#### Stored rows
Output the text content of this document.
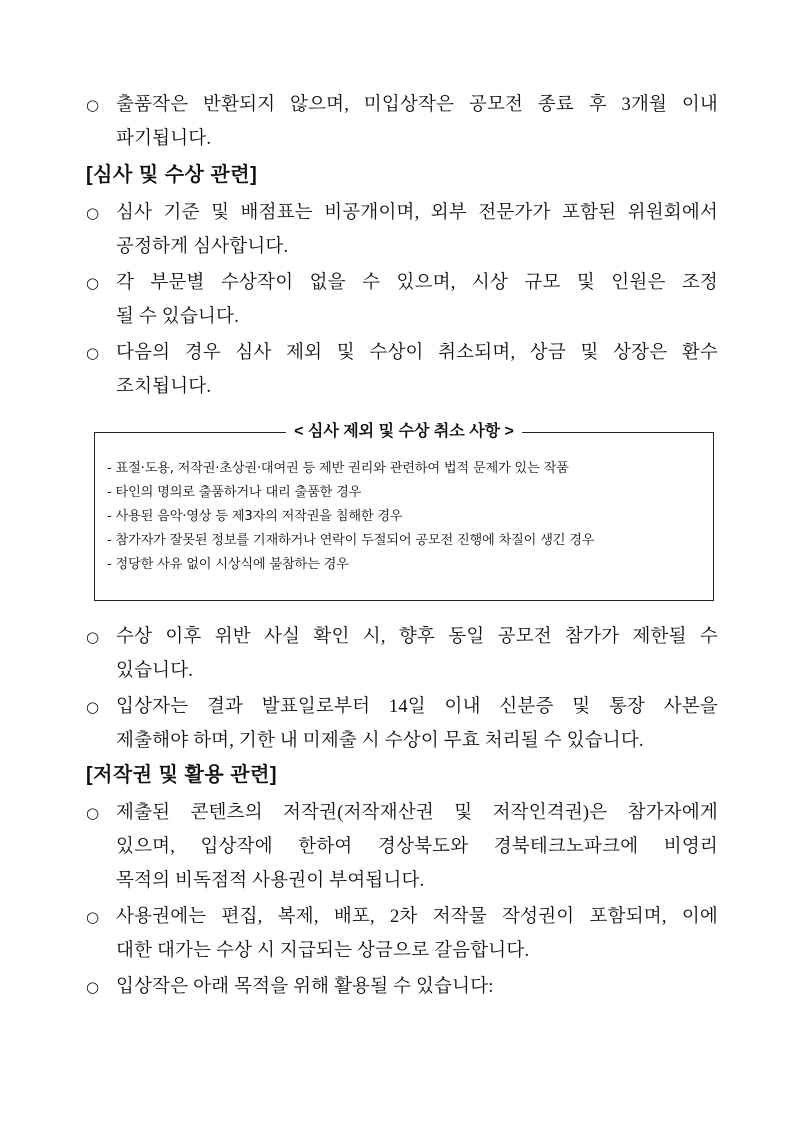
○ 출품작은 반환되지 않으며, 미입상작은 공모전 종료 후 3개월 이내
파기됩니다.
[심사 및 수상 관련]
○ 심사 기준 및 배점표는 비공개이며, 외부 전문가가 포함된 위원회에서
공정하게 심사합니다.
○ 각 부문별 수상작이 없을 수 있으며, 시상 규모 및 인원은 조정
될 수 있습니다.
○ 다음의 경우 심사 제외 및 수상이 취소되며, 상금 및 상장은 환수
조치됩니다.
< 심사 제외 및 수상 취소 사항 >
- 표절·도용, 저작권·초상권·대여권 등 제반 권리와 관련하여 법적 문제가 있는 작품
- 타인의 명의로 출품하거나 대리 출품한 경우
- 사용된 음악·영상 등 제3자의 저작권을 침해한 경우
- 참가자가 잘못된 정보를 기재하거나 연락이 두절되어 공모전 진행에 차질이 생긴 경우
- 정당한 사유 없이 시상식에 불참하는 경우
○ 수상 이후 위반 사실 확인 시, 향후 동일 공모전 참가가 제한될 수
있습니다.
○ 입상자는 결과 발표일로부터 14일 이내 신분증 및 통장 사본을
제출해야 하며, 기한 내 미제출 시 수상이 무효 처리될 수 있습니다.
[저작권 및 활용 관련]
○ 제출된 콘텐츠의 저작권(저작재산권 및 저작인격권)은 참가자에게
있으며, 입상작에 한하여 경상북도와 경북테크노파크에 비영리
목적의 비독점적 사용권이 부여됩니다.
○ 사용권에는 편집, 복제, 배포, 2차 저작물 작성권이 포함되며, 이에
대한 대가는 수상 시 지급되는 상금으로 갈음합니다.
○ 입상작은 아래 목적을 위해 활용될 수 있습니다:
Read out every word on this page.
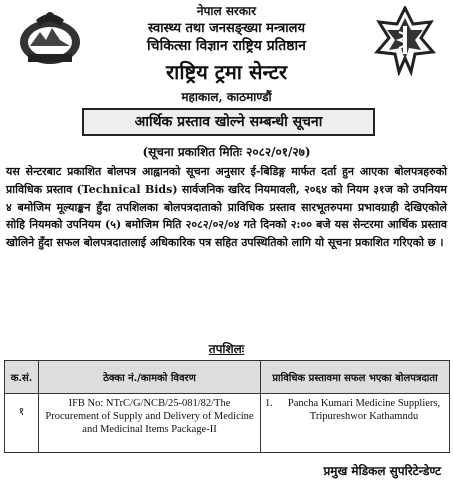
नेपाल सरकार
स्वास्थ्य तथा जनसङ्ख्या मन्त्रालय
चिकित्सा विज्ञान राष्ट्रिय प्रतिष्ठान
राष्ट्रिय ट्रमा सेन्टर
महाकाल, काठमाण्डौं
आर्थिक प्रस्ताव खोल्ने सम्बन्धी सूचना
(सूचना प्रकाशित मितिः २०८२/०१/२७)
यस सेन्टरबाट प्रकाशित बोलपत्र आह्वानको सूचना अनुसार ई-बिडिङ्ग मार्फत दर्ता हुन आएका बोलपत्रहरुको प्राविधिक प्रस्ताव (Technical Bids) सार्वजनिक खरिद नियमावली, २०६४ को नियम ३१ज को उपनियम ४ बमोजिम मूल्याङ्कन हुँदा तपशिलका बोलपत्रदाताको प्राविधिक प्रस्ताव सारभूतरुपमा प्रभावग्राही देखिएकोले सोहि नियमको उपनियम (५) बमोजिम मिति २०८२/०२/०४ गते दिनको २:०० बजे यस सेन्टरमा आर्थिक प्रस्ताव खोलिने हुँदा सफल बोलपत्रदातालाई अधिकारिक पत्र सहित उपस्थितिको लागि यो सूचना प्रकाशित गरिएको छ ।
तपशिलः
क.सं.	ठेक्का नं./कामको विवरण	प्राविधिक प्रस्तावमा सफल भएका बोलपत्रदाता
१	IFB No: NTrC/G/NCB/25-081/82/The Procurement of Supply and Delivery of Medicine and Medicinal Items Package-II	1. Pancha Kumari Medicine Suppliers, Tripureshwor Kathamndu
प्रमुख मेडिकल सुपरिटेन्डेण्ट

#### The request
Copy all the lines of data exactly as they appear, dropping any images.

#### Reply to the exercise
Output the text content of this document.
○ 출품작은 반환되지 않으며, 미입상작은 공모전 종료 후 3개월 이내
파기됩니다.
[심사 및 수상 관련]
○ 심사 기준 및 배점표는 비공개이며, 외부 전문가가 포함된 위원회에서
공정하게 심사합니다.
○ 각 부문별 수상작이 없을 수 있으며, 시상 규모 및 인원은 조정
될 수 있습니다.
○ 다음의 경우 심사 제외 및 수상이 취소되며, 상금 및 상장은 환수
조치됩니다.
< 심사 제외 및 수상 취소 사항 >
- 표절·도용, 저작권·초상권·대여권 등 제반 권리와 관련하여 법적 문제가 있는 작품
- 타인의 명의로 출품하거나 대리 출품한 경우
- 사용된 음악·영상 등 제3자의 저작권을 침해한 경우
- 참가자가 잘못된 정보를 기재하거나 연락이 두절되어 공모전 진행에 차질이 생긴 경우
- 정당한 사유 없이 시상식에 불참하는 경우
○ 수상 이후 위반 사실 확인 시, 향후 동일 공모전 참가가 제한될 수
있습니다.
○ 입상자는 결과 발표일로부터 14일 이내 신분증 및 통장 사본을
제출해야 하며, 기한 내 미제출 시 수상이 무효 처리될 수 있습니다.
[저작권 및 활용 관련]
○ 제출된 콘텐츠의 저작권(저작재산권 및 저작인격권)은 참가자에게
있으며, 입상작에 한하여 경상북도와 경북테크노파크에 비영리
목적의 비독점적 사용권이 부여됩니다.
○ 사용권에는 편집, 복제, 배포, 2차 저작물 작성권이 포함되며, 이에
대한 대가는 수상 시 지급되는 상금으로 갈음합니다.
○ 입상작은 아래 목적을 위해 활용될 수 있습니다:
Read out every word on this page.
नेपाल सरकार
स्वास्थ्य तथा जनसङ्ख्या मन्त्रालय
चिकित्सा विज्ञान राष्ट्रिय प्रतिष्ठान
राष्ट्रिय ट्रमा सेन्टर
महाकाल, काठमाण्डौं
आर्थिक प्रस्ताव खोल्ने सम्बन्धी सूचना
(सूचना प्रकाशित मितिः २०८२/०१/२७)
यस सेन्टरबाट प्रकाशित बोलपत्र आह्वानको सूचना अनुसार ई-बिडिङ्ग मार्फत दर्ता हुन आएका बोलपत्रहरुको प्राविधिक प्रस्ताव (Technical Bids) सार्वजनिक खरिद नियमावली, २०६४ को नियम ३१ज को उपनियम ४ बमोजिम मूल्याङ्कन हुँदा तपशिलका बोलपत्रदाताको प्राविधिक प्रस्ताव सारभूतरुपमा प्रभावग्राही देखिएकोले सोहि नियमको उपनियम (५) बमोजिम मिति २०८२/०२/०४ गते दिनको २:०० बजे यस सेन्टरमा आर्थिक प्रस्ताव खोलिने हुँदा सफल बोलपत्रदातालाई अधिकारिक पत्र सहित उपस्थितिको लागि यो सूचना प्रकाशित गरिएको छ ।
तपशिलः
क.सं.	ठेक्का नं./कामको विवरण	प्राविधिक प्रस्तावमा सफल भएका बोलपत्रदाता
१	IFB No: NTrC/G/NCB/25-081/82/The Procurement of Supply and Delivery of Medicine and Medicinal Items Package-II	1. Pancha Kumari Medicine Suppliers, Tripureshwor Kathamndu
प्रमुख मेडिकल सुपरिटेन्डेण्ट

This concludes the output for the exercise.